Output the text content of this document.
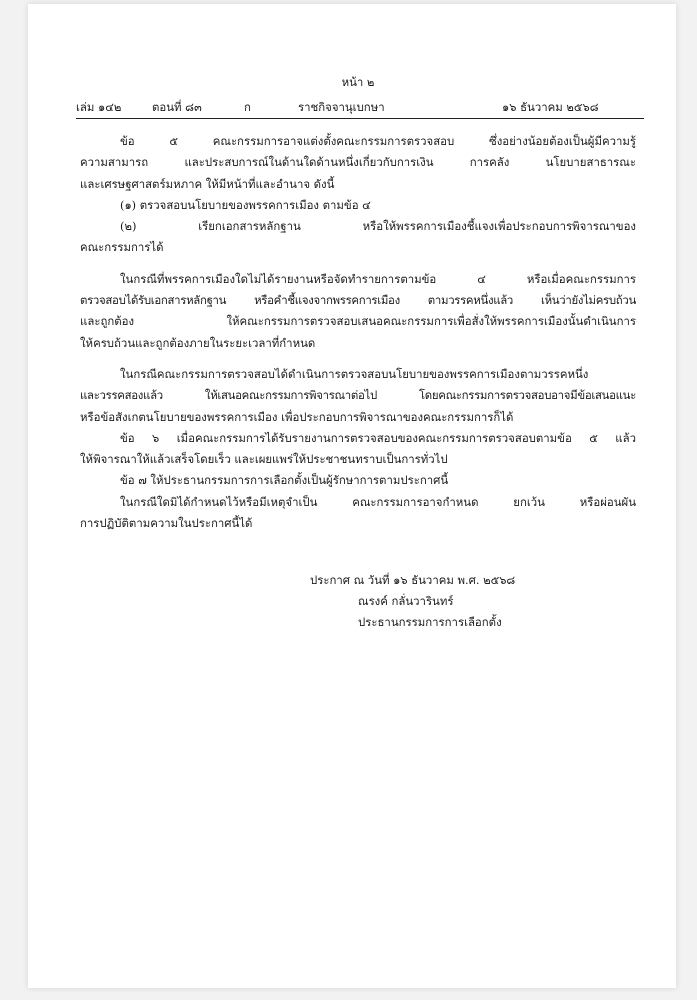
หน้า ๒
เล่ม ๑๔๒	ตอนที่ ๘๓	ก	ราชกิจจานุเบกษา	๑๖ ธันวาคม ๒๕๖๘
ข้อ ๕ คณะกรรมการอาจแต่งตั้งคณะกรรมการตรวจสอบ ซึ่งอย่างน้อยต้องเป็นผู้มีความรู้
ความสามารถ และประสบการณ์ในด้านใดด้านหนึ่งเกี่ยวกับการเงิน การคลัง นโยบายสาธารณะ
และเศรษฐศาสตร์มหภาค ให้มีหน้าที่และอำนาจ ดังนี้
(๑) ตรวจสอบนโยบายของพรรคการเมือง ตามข้อ ๔
(๒) เรียกเอกสารหลักฐาน หรือให้พรรคการเมืองชี้แจงเพื่อประกอบการพิจารณาของ
คณะกรรมการได้
ในกรณีที่พรรคการเมืองใดไม่ได้รายงานหรือจัดทำรายการตามข้อ ๔ หรือเมื่อคณะกรรมการ
ตรวจสอบได้รับเอกสารหลักฐาน หรือคำชี้แจงจากพรรคการเมือง ตามวรรคหนึ่งแล้ว เห็นว่ายังไม่ครบถ้วน
และถูกต้อง ให้คณะกรรมการตรวจสอบเสนอคณะกรรมการเพื่อสั่งให้พรรคการเมืองนั้นดำเนินการ
ให้ครบถ้วนและถูกต้องภายในระยะเวลาที่กำหนด
ในกรณีคณะกรรมการตรวจสอบได้ดำเนินการตรวจสอบนโยบายของพรรคการเมืองตามวรรคหนึ่ง
และวรรคสองแล้ว ให้เสนอคณะกรรมการพิจารณาต่อไป โดยคณะกรรมการตรวจสอบอาจมีข้อเสนอแนะ
หรือข้อสังเกตนโยบายของพรรคการเมือง เพื่อประกอบการพิจารณาของคณะกรรมการก็ได้
ข้อ ๖ เมื่อคณะกรรมการได้รับรายงานการตรวจสอบของคณะกรรมการตรวจสอบตามข้อ ๕ แล้ว
ให้พิจารณาให้แล้วเสร็จโดยเร็ว และเผยแพร่ให้ประชาชนทราบเป็นการทั่วไป
ข้อ ๗ ให้ประธานกรรมการการเลือกตั้งเป็นผู้รักษาการตามประกาศนี้
ในกรณีใดมิได้กำหนดไว้หรือมีเหตุจำเป็น คณะกรรมการอาจกำหนด ยกเว้น หรือผ่อนผัน
การปฏิบัติตามความในประกาศนี้ได้
ประกาศ ณ วันที่ ๑๖ ธันวาคม พ.ศ. ๒๕๖๘
ณรงค์ กลั่นวารินทร์
ประธานกรรมการการเลือกตั้ง
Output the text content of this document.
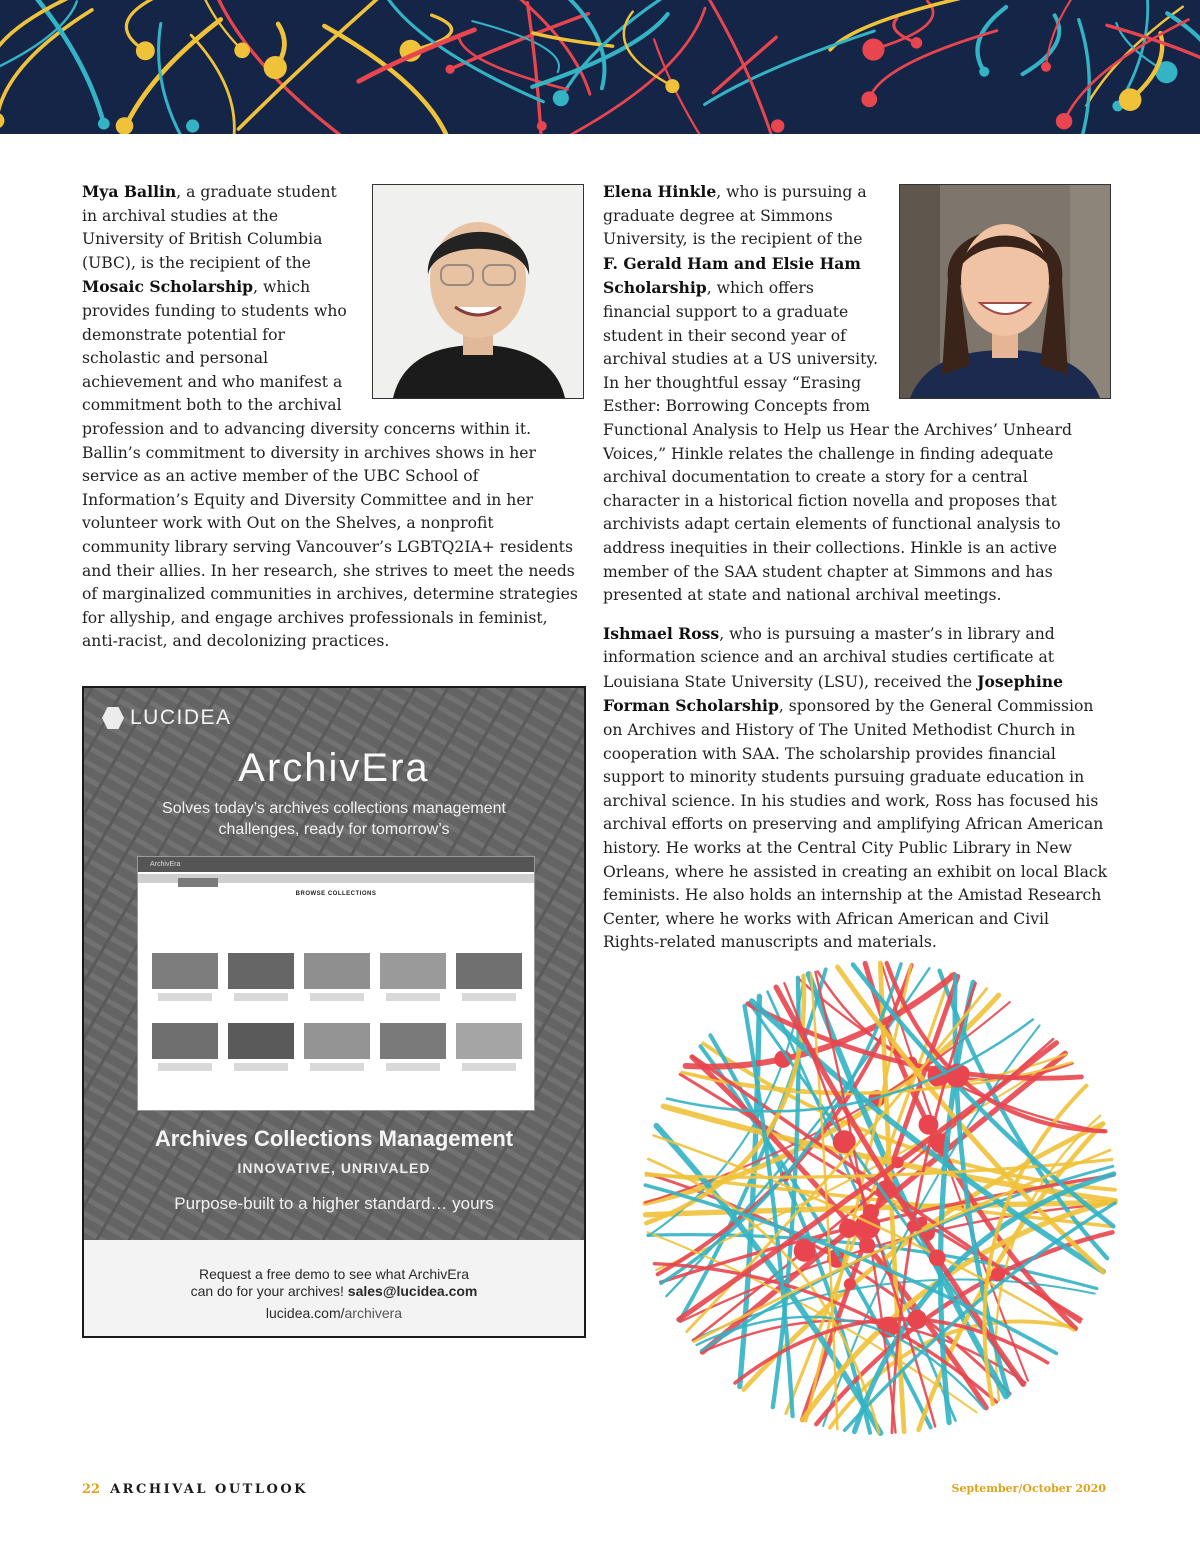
Mya Ballin, a graduate student in archival studies at the University of British Columbia (UBC), is the recipient of the Mosaic Scholarship, which provides funding to students who demonstrate potential for scholastic and personal achievement and who manifest a commitment both to the archival profession and to advancing diversity concerns within it. Ballin’s commitment to diversity in archives shows in her service as an active member of the UBC School of Information’s Equity and Diversity Committee and in her volunteer work with Out on the Shelves, a nonprofit community library serving Vancouver’s LGBTQ2IA+ residents and their allies. In her research, she strives to meet the needs of marginalized communities in archives, determine strategies for allyship, and engage archives professionals in feminist, anti-racist, and decolonizing practices.

Elena Hinkle, who is pursuing a graduate degree at Simmons University, is the recipient of the F. Gerald Ham and Elsie Ham Scholarship, which offers financial support to a graduate student in their second year of archival studies at a US university. In her thoughtful essay “Erasing Esther: Borrowing Concepts from Functional Analysis to Help us Hear the Archives’ Unheard Voices,” Hinkle relates the challenge in finding adequate archival documentation to create a story for a central character in a historical fiction novella and proposes that archivists adapt certain elements of functional analysis to address inequities in their collections. Hinkle is an active member of the SAA student chapter at Simmons and has presented at state and national archival meetings.

Ishmael Ross, who is pursuing a master’s in library and information science and an archival studies certificate at Louisiana State University (LSU), received the Josephine Forman Scholarship, sponsored by the General Commission on Archives and History of The United Methodist Church in cooperation with SAA. The scholarship provides financial support to minority students pursuing graduate education in archival science. In his studies and work, Ross has focused his archival efforts on preserving and amplifying African American history. He works at the Central City Public Library in New Orleans, where he assisted in creating an exhibit on local Black feminists. He also holds an internship at the Amistad Research Center, where he works with African American and Civil Rights-related manuscripts and materials.

LUCIDEA
ArchivEra
Solves today’s archives collections management challenges, ready for tomorrow’s
ArchivEra
BROWSE COLLECTIONS
Archives Collections Management
INNOVATIVE, UNRIVALED
Purpose-built to a higher standard… yours
Request a free demo to see what ArchivEra
can do for your archives! sales@lucidea.com
lucidea.com/archivera
22 ARCHIVAL OUTLOOK	September/October 2020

■ ■ ■ ■

YOUR GOAL: Note every line above where the string "students" shows up, and copy those lines.

SOLUTION:
Mya Ballin, a graduate student in archival studies at the University of British Columbia (UBC), is the recipient of the Mosaic Scholarship, which provides funding to students who demonstrate potential for scholastic and personal achievement and who manifest a commitment both to the archival profession and to advancing diversity concerns within it. Ballin’s commitment to diversity in archives shows in her service as an active member of the UBC School of Information’s Equity and Diversity Committee and in her volunteer work with Out on the Shelves, a nonprofit community library serving Vancouver’s LGBTQ2IA+ residents and their allies. In her research, she strives to meet the needs of marginalized communities in archives, determine strategies for allyship, and engage archives professionals in feminist, anti-racist, and decolonizing practices.
Ishmael Ross, who is pursuing a master’s in library and information science and an archival studies certificate at Louisiana State University (LSU), received the Josephine Forman Scholarship, sponsored by the General Commission on Archives and History of The United Methodist Church in cooperation with SAA. The scholarship provides financial support to minority students pursuing graduate education in archival science. In his studies and work, Ross has focused his archival efforts on preserving and amplifying African American history. He works at the Central City Public Library in New Orleans, where he assisted in creating an exhibit on local Black feminists. He also holds an internship at the Amistad Research Center, where he works with African American and Civil Rights-related manuscripts and materials.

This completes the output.